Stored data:

↓↓↓

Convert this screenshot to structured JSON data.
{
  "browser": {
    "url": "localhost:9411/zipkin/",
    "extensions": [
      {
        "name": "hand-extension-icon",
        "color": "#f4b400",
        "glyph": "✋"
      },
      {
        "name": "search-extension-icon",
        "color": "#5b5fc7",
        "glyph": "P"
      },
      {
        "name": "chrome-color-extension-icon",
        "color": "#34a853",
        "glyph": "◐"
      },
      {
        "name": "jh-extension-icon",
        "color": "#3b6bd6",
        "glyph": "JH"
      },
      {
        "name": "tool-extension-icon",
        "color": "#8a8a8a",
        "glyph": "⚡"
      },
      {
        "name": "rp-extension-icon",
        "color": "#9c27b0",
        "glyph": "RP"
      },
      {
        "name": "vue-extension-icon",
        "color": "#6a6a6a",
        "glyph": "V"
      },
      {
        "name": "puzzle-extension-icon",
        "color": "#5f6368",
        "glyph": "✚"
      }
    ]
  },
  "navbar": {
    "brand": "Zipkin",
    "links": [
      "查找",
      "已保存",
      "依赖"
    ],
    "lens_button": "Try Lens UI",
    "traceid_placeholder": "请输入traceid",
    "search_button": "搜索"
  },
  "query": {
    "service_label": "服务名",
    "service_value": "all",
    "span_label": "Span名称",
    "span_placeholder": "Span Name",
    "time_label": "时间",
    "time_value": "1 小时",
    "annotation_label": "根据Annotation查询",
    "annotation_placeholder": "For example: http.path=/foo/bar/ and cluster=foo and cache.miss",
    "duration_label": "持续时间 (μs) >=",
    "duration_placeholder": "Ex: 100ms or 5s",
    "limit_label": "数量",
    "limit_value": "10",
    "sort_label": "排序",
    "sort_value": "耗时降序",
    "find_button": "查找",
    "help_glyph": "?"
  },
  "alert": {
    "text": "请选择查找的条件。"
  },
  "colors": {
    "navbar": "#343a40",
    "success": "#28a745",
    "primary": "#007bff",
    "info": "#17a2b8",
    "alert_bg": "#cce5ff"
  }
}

↑↑↑

WHAT IS ASKED:
Reproduce all the records precisely.

WRITTEN ANSWER:
Convert this screenshot to structured JSON data.
{
  "browser": {
    "url": "localhost:9411/zipkin/",
    "extensions": [
      {
        "name": "hand-extension-icon",
        "color": "#f4b400",
        "glyph": "✋"
      },
      {
        "name": "search-extension-icon",
        "color": "#5b5fc7",
        "glyph": "P"
      },
      {
        "name": "chrome-color-extension-icon",
        "color": "#34a853",
        "glyph": "◐"
      },
      {
        "name": "jh-extension-icon",
        "color": "#3b6bd6",
        "glyph": "JH"
      },
      {
        "name": "tool-extension-icon",
        "color": "#8a8a8a",
        "glyph": "⚡"
      },
      {
        "name": "rp-extension-icon",
        "color": "#9c27b0",
        "glyph": "RP"
      },
      {
        "name": "vue-extension-icon",
        "color": "#6a6a6a",
        "glyph": "V"
      },
      {
        "name": "puzzle-extension-icon",
        "color": "#5f6368",
        "glyph": "✚"
      }
    ]
  },
  "navbar": {
    "brand": "Zipkin",
    "links": [
      "查找",
      "已保存",
      "依赖"
    ],
    "lens_button": "Try Lens UI",
    "traceid_placeholder": "请输入traceid",
    "search_button": "搜索"
  },
  "query": {
    "service_label": "服务名",
    "service_value": "all",
    "span_label": "Span名称",
    "span_placeholder": "Span Name",
    "time_label": "时间",
    "time_value": "1 小时",
    "annotation_label": "根据Annotation查询",
    "annotation_placeholder": "For example: http.path=/foo/bar/ and cluster=foo and cache.miss",
    "duration_label": "持续时间 (μs) >=",
    "duration_placeholder": "Ex: 100ms or 5s",
    "limit_label": "数量",
    "limit_value": "10",
    "sort_label": "排序",
    "sort_value": "耗时降序",
    "find_button": "查找",
    "help_glyph": "?"
  },
  "alert": {
    "text": "请选择查找的条件。"
  },
  "colors": {
    "navbar": "#343a40",
    "success": "#28a745",
    "primary": "#007bff",
    "info": "#17a2b8",
    "alert_bg": "#cce5ff"
  }
}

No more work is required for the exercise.